• **Instructions for the task**: Omit all images. Write out the rest of the material exactly.

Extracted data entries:
-- Start --
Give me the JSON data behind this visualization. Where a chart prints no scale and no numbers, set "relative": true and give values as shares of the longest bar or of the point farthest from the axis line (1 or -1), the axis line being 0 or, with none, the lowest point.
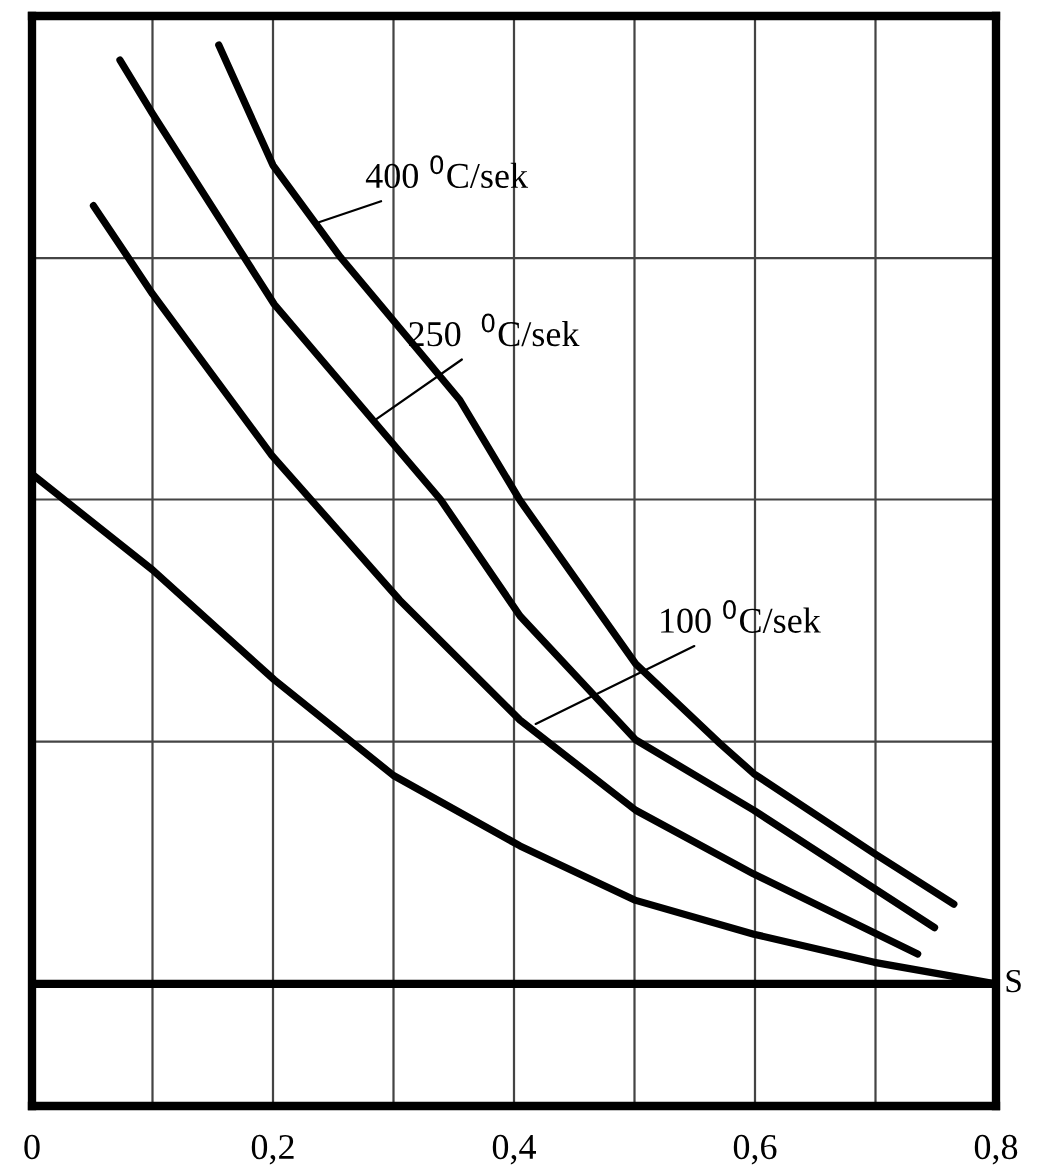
{
  "chart_data": {
    "type": "line",
    "relative": true,
    "xlabel": "S",
    "xlim": [
      0,
      0.8
    ],
    "xticks": [
      0,
      {
        "value": 0.1,
        "label": null
      },
      {
        "value": 0.2,
        "label": "0,2"
      },
      {
        "value": 0.3,
        "label": null
      },
      {
        "value": 0.4,
        "label": "0,4"
      },
      {
        "value": 0.5,
        "label": null
      },
      {
        "value": 0.6,
        "label": "0,6"
      },
      {
        "value": 0.7,
        "label": null
      },
      {
        "value": 0.8,
        "label": "0,8"
      }
    ],
    "grid": true,
    "marker": "none",
    "line_style": "solid",
    "series": [
      {
        "color": "#000000",
        "x": [
          0.155,
          0.2,
          0.256,
          0.355,
          0.405,
          0.501,
          0.571,
          0.599,
          0.699,
          0.765
        ],
        "values": [
          1.0,
          0.872,
          0.774,
          0.622,
          0.515,
          0.341,
          0.256,
          0.224,
          0.139,
          0.085
        ]
      },
      {
        "color": "#000000",
        "x": [
          0.073,
          0.1,
          0.201,
          0.339,
          0.405,
          0.501,
          0.599,
          0.749
        ],
        "values": [
          0.984,
          0.927,
          0.724,
          0.516,
          0.392,
          0.26,
          0.185,
          0.06
        ]
      },
      {
        "color": "#000000",
        "x": [
          0.051,
          0.1,
          0.199,
          0.305,
          0.405,
          0.501,
          0.599,
          0.735
        ],
        "values": [
          0.829,
          0.735,
          0.563,
          0.409,
          0.281,
          0.185,
          0.117,
          0.032
        ]
      },
      {
        "color": "#000000",
        "x": [
          0.0,
          0.1,
          0.201,
          0.3,
          0.405,
          0.501,
          0.599,
          0.699,
          0.8
        ],
        "values": [
          0.543,
          0.441,
          0.324,
          0.222,
          0.147,
          0.089,
          0.053,
          0.023,
          0.0
        ]
      }
    ],
    "annotations": [
      {
        "text": "400 $^{0}$C/sek",
        "x": 0.235,
        "y": 0.81
      },
      {
        "text": "250  $^{0}$C/sek",
        "x": 0.284,
        "y": 0.6
      },
      {
        "text": "100 $^{0}$C/sek",
        "x": 0.418,
        "y": 0.277
      }
    ]
  }
}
-- End --
• **Exercise result**:
Give me the JSON data behind this visualization. Where a chart prints no scale and no numbers, set "relative": true and give values as shares of the longest bar or of the point farthest from the axis line (1 or -1), the axis line being 0 or, with none, the lowest point.
{
  "chart_data": {
    "type": "line",
    "relative": true,
    "xlabel": "S",
    "xlim": [
      0,
      0.8
    ],
    "xticks": [
      0,
      {
        "value": 0.1,
        "label": null
      },
      {
        "value": 0.2,
        "label": "0,2"
      },
      {
        "value": 0.3,
        "label": null
      },
      {
        "value": 0.4,
        "label": "0,4"
      },
      {
        "value": 0.5,
        "label": null
      },
      {
        "value": 0.6,
        "label": "0,6"
      },
      {
        "value": 0.7,
        "label": null
      },
      {
        "value": 0.8,
        "label": "0,8"
      }
    ],
    "grid": true,
    "marker": "none",
    "line_style": "solid",
    "series": [
      {
        "color": "#000000",
        "x": [
          0.155,
          0.2,
          0.256,
          0.355,
          0.405,
          0.501,
          0.571,
          0.599,
          0.699,
          0.765
        ],
        "values": [
          1.0,
          0.872,
          0.774,
          0.622,
          0.515,
          0.341,
          0.256,
          0.224,
          0.139,
          0.085
        ]
      },
      {
        "color": "#000000",
        "x": [
          0.073,
          0.1,
          0.201,
          0.339,
          0.405,
          0.501,
          0.599,
          0.749
        ],
        "values": [
          0.984,
          0.927,
          0.724,
          0.516,
          0.392,
          0.26,
          0.185,
          0.06
        ]
      },
      {
        "color": "#000000",
        "x": [
          0.051,
          0.1,
          0.199,
          0.305,
          0.405,
          0.501,
          0.599,
          0.735
        ],
        "values": [
          0.829,
          0.735,
          0.563,
          0.409,
          0.281,
          0.185,
          0.117,
          0.032
        ]
      },
      {
        "color": "#000000",
        "x": [
          0.0,
          0.1,
          0.201,
          0.3,
          0.405,
          0.501,
          0.599,
          0.699,
          0.8
        ],
        "values": [
          0.543,
          0.441,
          0.324,
          0.222,
          0.147,
          0.089,
          0.053,
          0.023,
          0.0
        ]
      }
    ],
    "annotations": [
      {
        "text": "400 $^{0}$C/sek",
        "x": 0.235,
        "y": 0.81
      },
      {
        "text": "250  $^{0}$C/sek",
        "x": 0.284,
        "y": 0.6
      },
      {
        "text": "100 $^{0}$C/sek",
        "x": 0.418,
        "y": 0.277
      }
    ]
  }
}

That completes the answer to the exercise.